→ INSTRUCTIONS TO FOLLOW
Each line that holds the word "Andorra" should be returned.

→ EXTRACTED RECORDS
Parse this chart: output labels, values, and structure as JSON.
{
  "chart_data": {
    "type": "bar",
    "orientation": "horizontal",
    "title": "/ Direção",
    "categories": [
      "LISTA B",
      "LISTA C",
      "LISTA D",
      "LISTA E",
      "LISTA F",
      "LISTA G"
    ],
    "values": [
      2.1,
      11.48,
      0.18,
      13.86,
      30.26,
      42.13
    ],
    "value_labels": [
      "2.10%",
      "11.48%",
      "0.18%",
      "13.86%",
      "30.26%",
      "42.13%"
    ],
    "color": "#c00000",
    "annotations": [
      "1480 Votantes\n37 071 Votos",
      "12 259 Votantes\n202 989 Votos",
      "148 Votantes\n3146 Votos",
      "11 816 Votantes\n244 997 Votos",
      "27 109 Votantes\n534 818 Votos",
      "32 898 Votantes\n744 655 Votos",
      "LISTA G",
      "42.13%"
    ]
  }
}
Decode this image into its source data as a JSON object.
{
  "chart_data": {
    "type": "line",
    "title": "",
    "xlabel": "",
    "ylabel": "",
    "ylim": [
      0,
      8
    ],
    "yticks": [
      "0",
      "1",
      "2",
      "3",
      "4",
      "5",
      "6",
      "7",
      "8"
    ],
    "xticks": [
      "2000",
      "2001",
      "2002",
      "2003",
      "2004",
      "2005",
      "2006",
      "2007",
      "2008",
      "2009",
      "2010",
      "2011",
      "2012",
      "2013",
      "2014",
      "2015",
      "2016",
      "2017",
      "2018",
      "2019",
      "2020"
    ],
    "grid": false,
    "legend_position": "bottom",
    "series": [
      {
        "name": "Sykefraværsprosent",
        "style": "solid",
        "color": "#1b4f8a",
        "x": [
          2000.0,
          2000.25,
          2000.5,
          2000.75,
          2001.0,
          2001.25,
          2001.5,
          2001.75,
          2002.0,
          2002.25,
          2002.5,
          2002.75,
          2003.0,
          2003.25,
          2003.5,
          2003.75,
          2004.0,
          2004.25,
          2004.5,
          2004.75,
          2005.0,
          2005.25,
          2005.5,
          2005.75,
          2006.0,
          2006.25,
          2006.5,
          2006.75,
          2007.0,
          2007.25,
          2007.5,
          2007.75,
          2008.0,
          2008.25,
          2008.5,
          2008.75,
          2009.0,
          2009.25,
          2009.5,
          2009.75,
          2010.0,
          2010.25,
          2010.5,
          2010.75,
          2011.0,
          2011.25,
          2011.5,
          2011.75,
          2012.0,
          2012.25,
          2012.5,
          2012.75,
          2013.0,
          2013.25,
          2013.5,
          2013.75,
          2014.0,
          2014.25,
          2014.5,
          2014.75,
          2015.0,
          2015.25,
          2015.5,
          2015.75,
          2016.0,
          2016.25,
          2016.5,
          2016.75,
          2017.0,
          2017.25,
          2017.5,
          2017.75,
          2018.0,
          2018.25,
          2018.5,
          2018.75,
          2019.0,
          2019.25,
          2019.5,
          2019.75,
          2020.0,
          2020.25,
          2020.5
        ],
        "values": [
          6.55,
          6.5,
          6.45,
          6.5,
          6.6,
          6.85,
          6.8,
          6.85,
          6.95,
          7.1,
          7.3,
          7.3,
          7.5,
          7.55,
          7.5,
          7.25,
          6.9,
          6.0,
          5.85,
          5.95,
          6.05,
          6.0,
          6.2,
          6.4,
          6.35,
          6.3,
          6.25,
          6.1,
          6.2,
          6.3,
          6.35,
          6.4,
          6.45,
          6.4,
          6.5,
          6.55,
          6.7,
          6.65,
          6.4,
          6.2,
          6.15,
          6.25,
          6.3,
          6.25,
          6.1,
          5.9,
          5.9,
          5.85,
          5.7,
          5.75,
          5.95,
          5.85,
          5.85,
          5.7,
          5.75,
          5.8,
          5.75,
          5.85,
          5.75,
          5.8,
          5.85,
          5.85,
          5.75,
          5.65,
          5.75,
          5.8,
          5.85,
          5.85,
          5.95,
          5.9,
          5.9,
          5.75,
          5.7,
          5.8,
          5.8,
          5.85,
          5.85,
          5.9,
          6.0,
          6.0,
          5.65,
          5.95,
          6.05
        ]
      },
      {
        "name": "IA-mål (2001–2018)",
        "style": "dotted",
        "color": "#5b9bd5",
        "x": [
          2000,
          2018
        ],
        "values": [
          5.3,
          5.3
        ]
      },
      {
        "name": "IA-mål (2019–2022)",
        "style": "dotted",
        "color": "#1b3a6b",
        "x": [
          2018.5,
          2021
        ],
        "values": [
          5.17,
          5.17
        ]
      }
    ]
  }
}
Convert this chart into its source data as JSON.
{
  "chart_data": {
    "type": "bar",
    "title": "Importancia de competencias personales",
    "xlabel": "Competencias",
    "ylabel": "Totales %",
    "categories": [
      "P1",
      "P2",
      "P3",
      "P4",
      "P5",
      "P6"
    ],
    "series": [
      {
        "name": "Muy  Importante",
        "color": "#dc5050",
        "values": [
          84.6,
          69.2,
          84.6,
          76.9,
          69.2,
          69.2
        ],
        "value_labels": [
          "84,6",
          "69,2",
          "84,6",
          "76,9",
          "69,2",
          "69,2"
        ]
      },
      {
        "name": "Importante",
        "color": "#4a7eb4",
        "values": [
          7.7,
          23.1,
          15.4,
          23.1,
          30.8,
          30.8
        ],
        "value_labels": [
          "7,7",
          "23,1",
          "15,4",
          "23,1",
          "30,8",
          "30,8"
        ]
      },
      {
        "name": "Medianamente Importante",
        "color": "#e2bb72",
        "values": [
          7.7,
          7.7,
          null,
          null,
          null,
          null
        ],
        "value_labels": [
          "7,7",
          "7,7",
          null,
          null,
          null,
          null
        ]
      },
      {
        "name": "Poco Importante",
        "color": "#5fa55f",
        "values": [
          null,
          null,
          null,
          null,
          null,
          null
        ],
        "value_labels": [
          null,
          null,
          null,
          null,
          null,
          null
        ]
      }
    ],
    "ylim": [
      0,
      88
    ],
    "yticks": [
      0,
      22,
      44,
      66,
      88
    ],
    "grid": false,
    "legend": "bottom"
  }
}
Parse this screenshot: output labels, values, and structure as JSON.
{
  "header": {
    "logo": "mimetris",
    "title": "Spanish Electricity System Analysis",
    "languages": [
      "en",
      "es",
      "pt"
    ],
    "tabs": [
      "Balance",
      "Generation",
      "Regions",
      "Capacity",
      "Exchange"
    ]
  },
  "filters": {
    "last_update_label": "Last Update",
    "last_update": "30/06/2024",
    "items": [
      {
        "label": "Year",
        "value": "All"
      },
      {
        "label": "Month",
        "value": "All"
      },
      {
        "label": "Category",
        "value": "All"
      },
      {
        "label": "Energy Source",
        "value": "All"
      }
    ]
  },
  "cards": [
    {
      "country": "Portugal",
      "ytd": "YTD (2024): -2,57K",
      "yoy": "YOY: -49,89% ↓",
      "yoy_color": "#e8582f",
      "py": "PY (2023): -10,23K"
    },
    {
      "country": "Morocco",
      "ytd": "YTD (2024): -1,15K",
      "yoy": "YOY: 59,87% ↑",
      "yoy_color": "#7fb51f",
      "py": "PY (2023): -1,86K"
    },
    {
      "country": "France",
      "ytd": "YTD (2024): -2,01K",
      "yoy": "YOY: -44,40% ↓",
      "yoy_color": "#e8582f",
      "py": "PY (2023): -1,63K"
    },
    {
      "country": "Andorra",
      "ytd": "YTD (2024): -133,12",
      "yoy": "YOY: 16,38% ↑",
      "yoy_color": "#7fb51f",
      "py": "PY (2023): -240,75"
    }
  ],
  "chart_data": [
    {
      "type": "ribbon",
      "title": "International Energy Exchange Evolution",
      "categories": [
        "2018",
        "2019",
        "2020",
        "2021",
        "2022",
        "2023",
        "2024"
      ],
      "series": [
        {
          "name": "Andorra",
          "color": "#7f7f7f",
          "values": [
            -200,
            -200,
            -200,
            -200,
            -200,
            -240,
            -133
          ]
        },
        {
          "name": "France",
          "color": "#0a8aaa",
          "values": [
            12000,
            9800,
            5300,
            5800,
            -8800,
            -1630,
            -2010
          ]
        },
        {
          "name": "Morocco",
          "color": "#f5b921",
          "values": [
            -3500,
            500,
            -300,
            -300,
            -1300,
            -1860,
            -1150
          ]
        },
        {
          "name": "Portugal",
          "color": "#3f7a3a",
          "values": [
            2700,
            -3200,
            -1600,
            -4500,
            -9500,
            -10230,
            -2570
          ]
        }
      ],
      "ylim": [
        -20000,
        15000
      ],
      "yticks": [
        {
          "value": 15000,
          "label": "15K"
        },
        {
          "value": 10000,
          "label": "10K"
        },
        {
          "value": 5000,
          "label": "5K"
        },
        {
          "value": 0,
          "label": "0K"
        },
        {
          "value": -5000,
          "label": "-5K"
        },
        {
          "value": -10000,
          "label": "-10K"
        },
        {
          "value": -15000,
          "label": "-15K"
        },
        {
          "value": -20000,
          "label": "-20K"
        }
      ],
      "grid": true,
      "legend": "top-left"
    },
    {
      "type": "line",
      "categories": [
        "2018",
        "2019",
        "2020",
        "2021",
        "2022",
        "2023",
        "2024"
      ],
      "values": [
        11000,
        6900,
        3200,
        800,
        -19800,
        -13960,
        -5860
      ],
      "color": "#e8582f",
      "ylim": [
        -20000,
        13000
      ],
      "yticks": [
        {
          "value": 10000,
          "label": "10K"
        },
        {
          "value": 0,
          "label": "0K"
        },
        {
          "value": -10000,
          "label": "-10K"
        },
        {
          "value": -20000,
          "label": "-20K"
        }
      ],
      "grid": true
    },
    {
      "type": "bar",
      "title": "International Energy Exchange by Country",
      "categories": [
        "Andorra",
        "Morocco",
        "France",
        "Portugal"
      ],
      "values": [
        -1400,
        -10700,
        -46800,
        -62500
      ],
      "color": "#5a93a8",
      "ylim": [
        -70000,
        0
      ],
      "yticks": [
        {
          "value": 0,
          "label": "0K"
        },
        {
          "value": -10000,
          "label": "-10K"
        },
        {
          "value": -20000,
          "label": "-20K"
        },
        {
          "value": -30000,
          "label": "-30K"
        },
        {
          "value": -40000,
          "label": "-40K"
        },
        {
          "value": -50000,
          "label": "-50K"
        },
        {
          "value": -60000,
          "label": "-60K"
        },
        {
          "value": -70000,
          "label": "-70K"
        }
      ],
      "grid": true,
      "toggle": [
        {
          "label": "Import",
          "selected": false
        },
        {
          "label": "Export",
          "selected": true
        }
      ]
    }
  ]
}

→ FINISHED TASK
      "country": "Andorra",
          "name": "Andorra",
        "Andorra",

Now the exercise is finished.